(Collection entries)
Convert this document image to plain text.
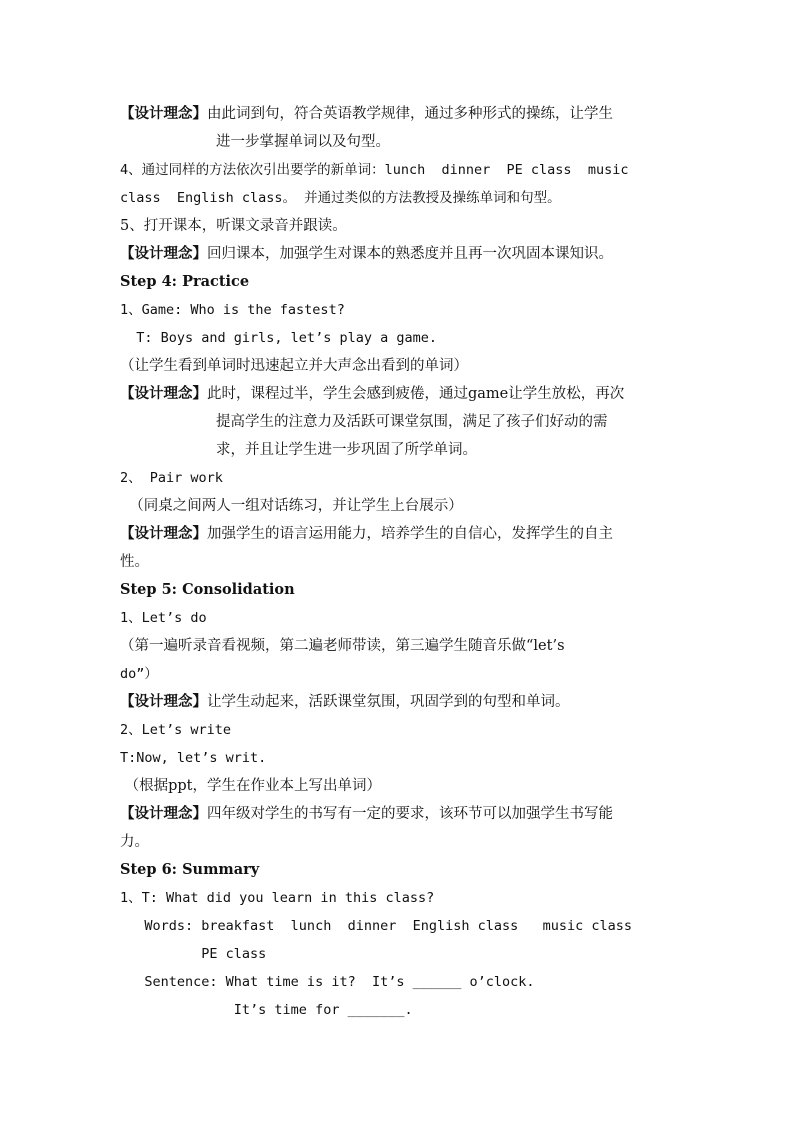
【设计理念】由此词到句，符合英语教学规律，通过多种形式的操练，让学生

进一步掌握单词以及句型。

4、通过同样的方法依次引出要学的新单词：lunch  dinner  PE class  music

class  English class。 并通过类似的方法教授及操练单词和句型。

5、打开课本，听课文录音并跟读。

【设计理念】回归课本，加强学生对课本的熟悉度并且再一次巩固本课知识。

Step 4: Practice

1、Game: Who is the fastest?

T: Boys and girls, let’s play a game.

（让学生看到单词时迅速起立并大声念出看到的单词）

【设计理念】此时，课程过半，学生会感到疲倦，通过game让学生放松，再次

提高学生的注意力及活跃可课堂氛围，满足了孩子们好动的需

求，并且让学生进一步巩固了所学单词。

2、 Pair work

（同桌之间两人一组对话练习，并让学生上台展示）

【设计理念】加强学生的语言运用能力，培养学生的自信心，发挥学生的自主

性。

Step 5: Consolidation

1、Let’s do

（第一遍听录音看视频，第二遍老师带读，第三遍学生随音乐做“let’s

do”）

【设计理念】让学生动起来，活跃课堂氛围，巩固学到的句型和单词。

2、Let’s write

T:Now, let’s writ.

（根据ppt，学生在作业本上写出单词）

【设计理念】四年级对学生的书写有一定的要求，该环节可以加强学生书写能

力。

Step 6: Summary

1、T: What did you learn in this class?

Words: breakfast  lunch  dinner  English class   music class

PE class

Sentence: What time is it?  It’s ______ o’clock.

It’s time for _______.
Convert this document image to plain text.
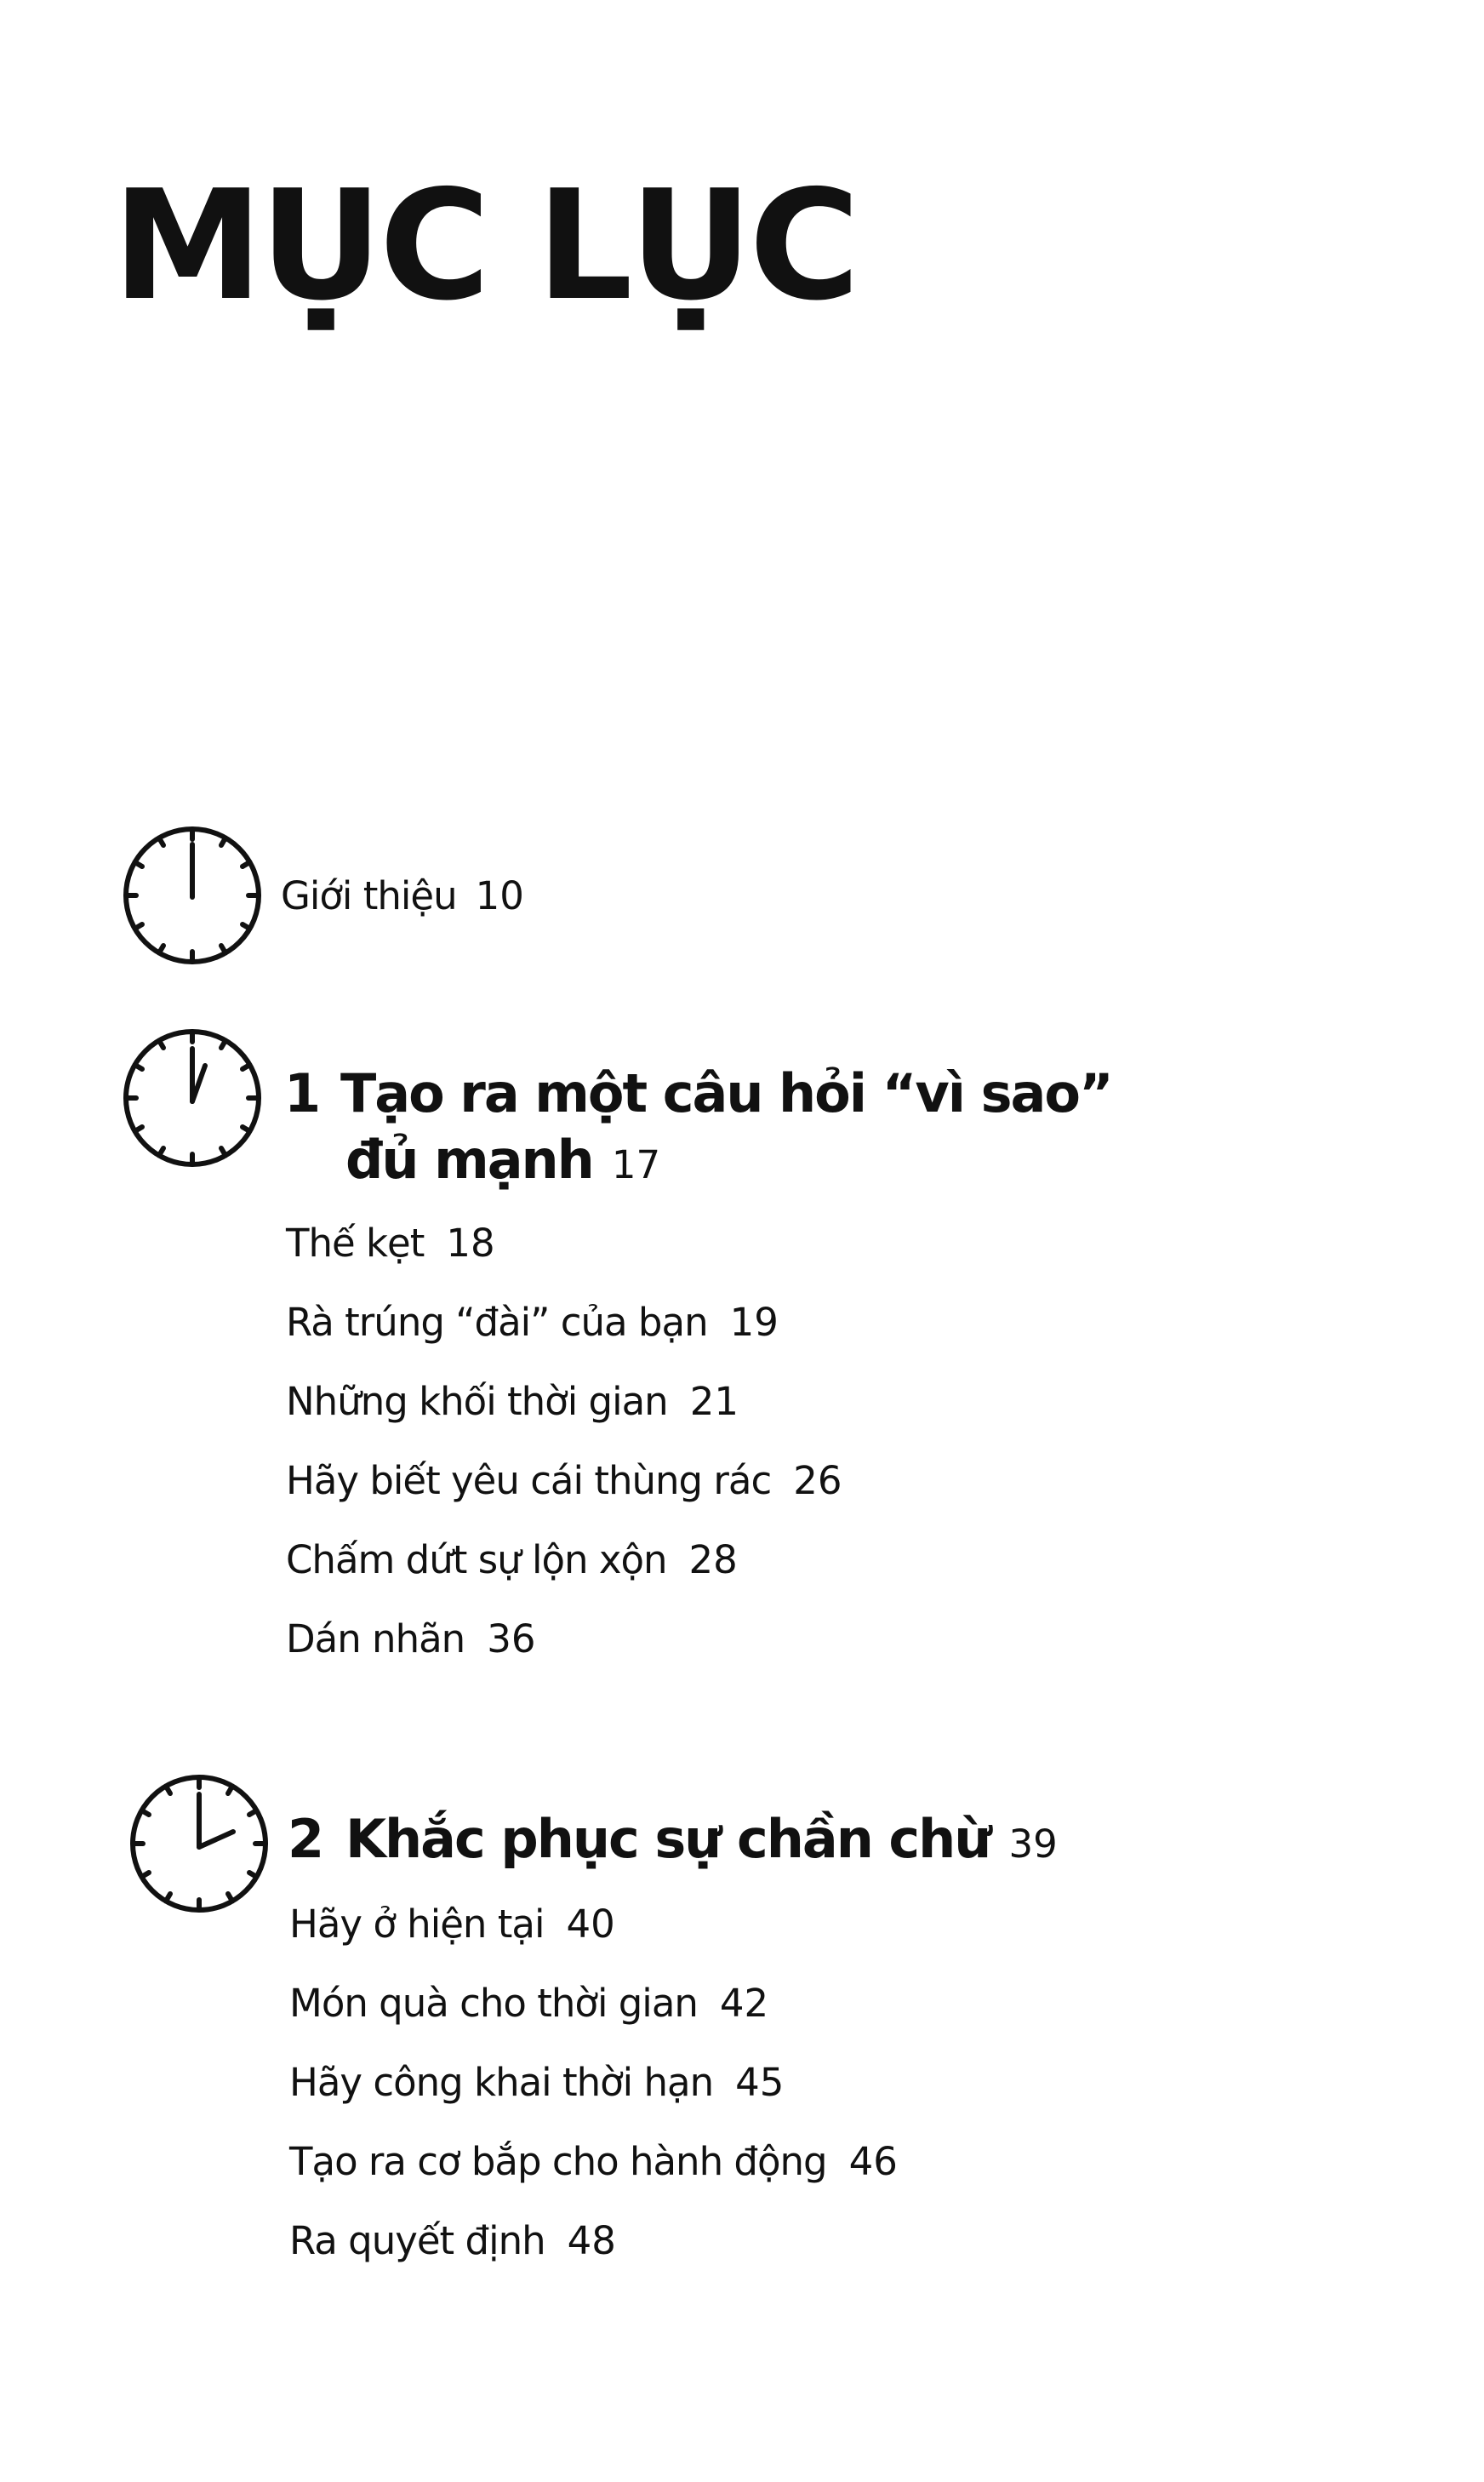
MỤC LỤC
Giới thiệu 10
1 Tạo ra một câu hỏi “vì sao”
đủ mạnh 17
Thế kẹt 18
Rà trúng “đài” của bạn 19
Những khối thời gian 21
Hãy biết yêu cái thùng rác 26
Chấm dứt sự lộn xộn 28
Dán nhãn 36
2 Khắc phục sự chần chừ 39
Hãy ở hiện tại 40
Món quà cho thời gian 42
Hãy công khai thời hạn 45
Tạo ra cơ bắp cho hành động 46
Ra quyết định 48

## WHAT YOU WILL DO
Identify and copy all lines with the word "Step".

## RESULT
Step 4: Practice
Step 5: Consolidation
Step 6: Summary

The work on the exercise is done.